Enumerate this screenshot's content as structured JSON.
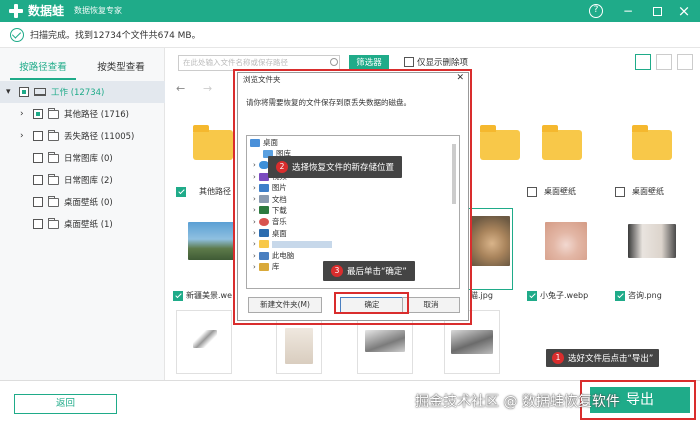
{
  "app": {
    "name": "数据蛙",
    "subtitle": "数据恢复专家",
    "controls": {
      "help": "?",
      "minimize": "−",
      "close": "×"
    }
  },
  "scan": {
    "status": "扫描完成。找到12734个文件共674 MB。"
  },
  "left_tabs": [
    {
      "label": "按路径查看",
      "active": true
    },
    {
      "label": "按类型查看",
      "active": false
    }
  ],
  "tree": [
    {
      "label": "工作 (12734)",
      "level": 0
    },
    {
      "label": "其他路径 (1716)",
      "level": 1,
      "expandable": true
    },
    {
      "label": "丢失路径 (11005)",
      "level": 1,
      "expandable": true
    },
    {
      "label": "日常图库 (0)",
      "level": 1
    },
    {
      "label": "日常图库 (2)",
      "level": 1
    },
    {
      "label": "桌面壁纸 (0)",
      "level": 1
    },
    {
      "label": "桌面壁纸 (1)",
      "level": 1
    }
  ],
  "toolbar": {
    "search_placeholder": "在此处输入文件名称或保存路径",
    "filter_label": "筛选器",
    "only_deleted": "仅显示删除项"
  },
  "grid": {
    "row1_labels": [
      "其他路径",
      "桌面壁纸",
      "桌面壁纸"
    ],
    "row2_labels": [
      "新疆美景.we",
      "猫.jpg",
      "小兔子.webp",
      "咨询.png"
    ]
  },
  "dialog": {
    "title": "浏览文件夹",
    "message": "请你将需要恢复的文件保存到原丢失数据的磁盘。",
    "tree": [
      "桌面",
      "图库",
      "",
      "视频",
      "图片",
      "文档",
      "下载",
      "音乐",
      "桌面",
      "",
      "此电脑",
      "库"
    ],
    "new_folder": "新建文件夹(M)",
    "ok": "确定",
    "cancel": "取消"
  },
  "callouts": [
    {
      "num": "1",
      "text": "选好文件后点击“导出”"
    },
    {
      "num": "2",
      "text": "选择恢复文件的新存储位置"
    },
    {
      "num": "3",
      "text": "最后单击“确定”"
    }
  ],
  "bottom": {
    "back": "返回",
    "export": "导出"
  },
  "watermark": "掘金技术社区 @ 数据蛙恢复软件",
  "colors": {
    "brand": "#1fab89",
    "highlight": "#d92d2d"
  }
}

* * *

[CHALLENGE] Extract every line of the data exactly; pictures stay out.

[TASK SOLUTION]
Enumerate this screenshot's content as structured JSON.
{
  "app": {
    "name": "数据蛙",
    "subtitle": "数据恢复专家",
    "controls": {
      "help": "?",
      "minimize": "−",
      "close": "×"
    }
  },
  "scan": {
    "status": "扫描完成。找到12734个文件共674 MB。"
  },
  "left_tabs": [
    {
      "label": "按路径查看",
      "active": true
    },
    {
      "label": "按类型查看",
      "active": false
    }
  ],
  "tree": [
    {
      "label": "工作 (12734)",
      "level": 0
    },
    {
      "label": "其他路径 (1716)",
      "level": 1,
      "expandable": true
    },
    {
      "label": "丢失路径 (11005)",
      "level": 1,
      "expandable": true
    },
    {
      "label": "日常图库 (0)",
      "level": 1
    },
    {
      "label": "日常图库 (2)",
      "level": 1
    },
    {
      "label": "桌面壁纸 (0)",
      "level": 1
    },
    {
      "label": "桌面壁纸 (1)",
      "level": 1
    }
  ],
  "toolbar": {
    "search_placeholder": "在此处输入文件名称或保存路径",
    "filter_label": "筛选器",
    "only_deleted": "仅显示删除项"
  },
  "grid": {
    "row1_labels": [
      "其他路径",
      "桌面壁纸",
      "桌面壁纸"
    ],
    "row2_labels": [
      "新疆美景.we",
      "猫.jpg",
      "小兔子.webp",
      "咨询.png"
    ]
  },
  "dialog": {
    "title": "浏览文件夹",
    "message": "请你将需要恢复的文件保存到原丢失数据的磁盘。",
    "tree": [
      "桌面",
      "图库",
      "",
      "视频",
      "图片",
      "文档",
      "下载",
      "音乐",
      "桌面",
      "",
      "此电脑",
      "库"
    ],
    "new_folder": "新建文件夹(M)",
    "ok": "确定",
    "cancel": "取消"
  },
  "callouts": [
    {
      "num": "1",
      "text": "选好文件后点击“导出”"
    },
    {
      "num": "2",
      "text": "选择恢复文件的新存储位置"
    },
    {
      "num": "3",
      "text": "最后单击“确定”"
    }
  ],
  "bottom": {
    "back": "返回",
    "export": "导出"
  },
  "watermark": "掘金技术社区 @ 数据蛙恢复软件",
  "colors": {
    "brand": "#1fab89",
    "highlight": "#d92d2d"
  }
}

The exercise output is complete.